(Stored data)
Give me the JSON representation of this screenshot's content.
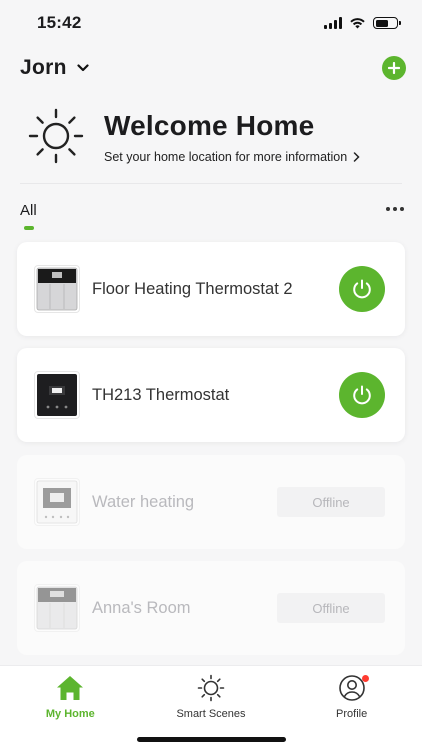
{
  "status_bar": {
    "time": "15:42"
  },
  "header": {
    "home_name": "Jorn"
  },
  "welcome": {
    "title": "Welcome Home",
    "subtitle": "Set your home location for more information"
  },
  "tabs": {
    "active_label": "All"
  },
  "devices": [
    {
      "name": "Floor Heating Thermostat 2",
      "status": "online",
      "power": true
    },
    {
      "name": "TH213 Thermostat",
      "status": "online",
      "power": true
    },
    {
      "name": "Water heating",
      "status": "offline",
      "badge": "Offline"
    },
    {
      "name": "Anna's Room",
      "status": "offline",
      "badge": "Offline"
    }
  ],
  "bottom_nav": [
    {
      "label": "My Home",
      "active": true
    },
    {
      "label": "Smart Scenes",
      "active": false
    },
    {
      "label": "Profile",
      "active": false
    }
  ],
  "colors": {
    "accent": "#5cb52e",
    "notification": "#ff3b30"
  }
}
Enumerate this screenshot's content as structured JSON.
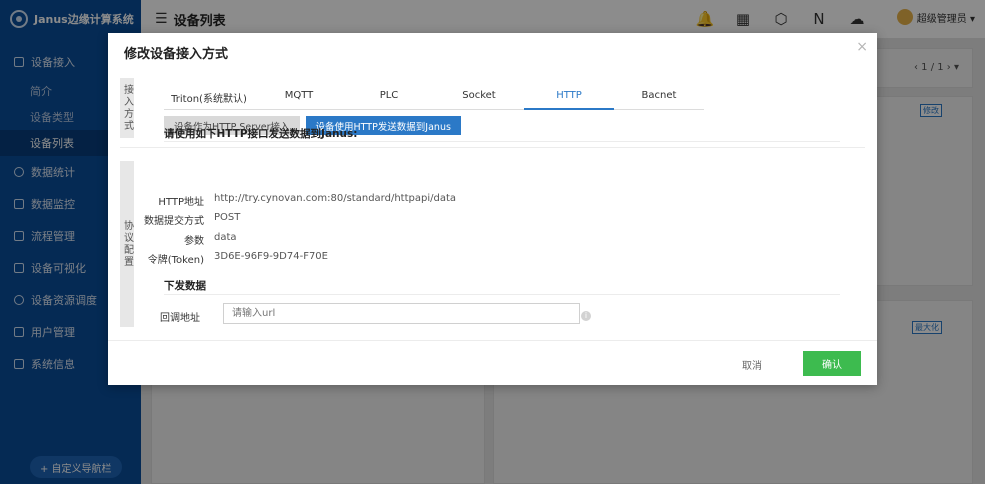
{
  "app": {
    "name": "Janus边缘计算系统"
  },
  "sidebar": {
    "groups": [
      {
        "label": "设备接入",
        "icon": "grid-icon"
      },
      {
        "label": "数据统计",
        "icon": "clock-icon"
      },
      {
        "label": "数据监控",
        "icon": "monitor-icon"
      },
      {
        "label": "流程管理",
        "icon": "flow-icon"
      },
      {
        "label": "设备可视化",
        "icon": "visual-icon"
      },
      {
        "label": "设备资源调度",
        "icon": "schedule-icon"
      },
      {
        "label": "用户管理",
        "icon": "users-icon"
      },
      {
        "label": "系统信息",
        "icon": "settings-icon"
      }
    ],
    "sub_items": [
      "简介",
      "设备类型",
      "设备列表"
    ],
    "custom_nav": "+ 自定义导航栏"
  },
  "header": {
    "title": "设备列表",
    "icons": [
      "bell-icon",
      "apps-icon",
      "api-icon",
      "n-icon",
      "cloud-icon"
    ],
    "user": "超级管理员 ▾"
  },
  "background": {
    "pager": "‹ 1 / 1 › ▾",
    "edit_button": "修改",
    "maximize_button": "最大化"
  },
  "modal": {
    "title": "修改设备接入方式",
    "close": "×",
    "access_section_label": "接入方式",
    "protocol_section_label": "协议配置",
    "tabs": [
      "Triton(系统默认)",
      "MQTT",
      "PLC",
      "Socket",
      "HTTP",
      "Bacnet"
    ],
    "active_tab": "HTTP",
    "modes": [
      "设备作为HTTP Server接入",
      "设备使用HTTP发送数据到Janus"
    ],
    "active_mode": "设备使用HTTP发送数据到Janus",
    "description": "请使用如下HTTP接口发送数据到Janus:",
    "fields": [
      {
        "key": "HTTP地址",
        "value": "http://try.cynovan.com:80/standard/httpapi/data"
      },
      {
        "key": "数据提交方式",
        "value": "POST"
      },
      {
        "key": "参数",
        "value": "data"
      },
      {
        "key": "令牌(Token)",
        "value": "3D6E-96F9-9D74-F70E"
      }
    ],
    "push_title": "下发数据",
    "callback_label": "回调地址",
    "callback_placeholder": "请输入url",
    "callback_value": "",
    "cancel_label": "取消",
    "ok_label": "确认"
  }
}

### Directive:
Using the entries above, return each line in which the word "JSON" occurs.

### Result:
Give me the JSON representation of this screenshot's content.
Enumerate this screenshot's content as structured JSON.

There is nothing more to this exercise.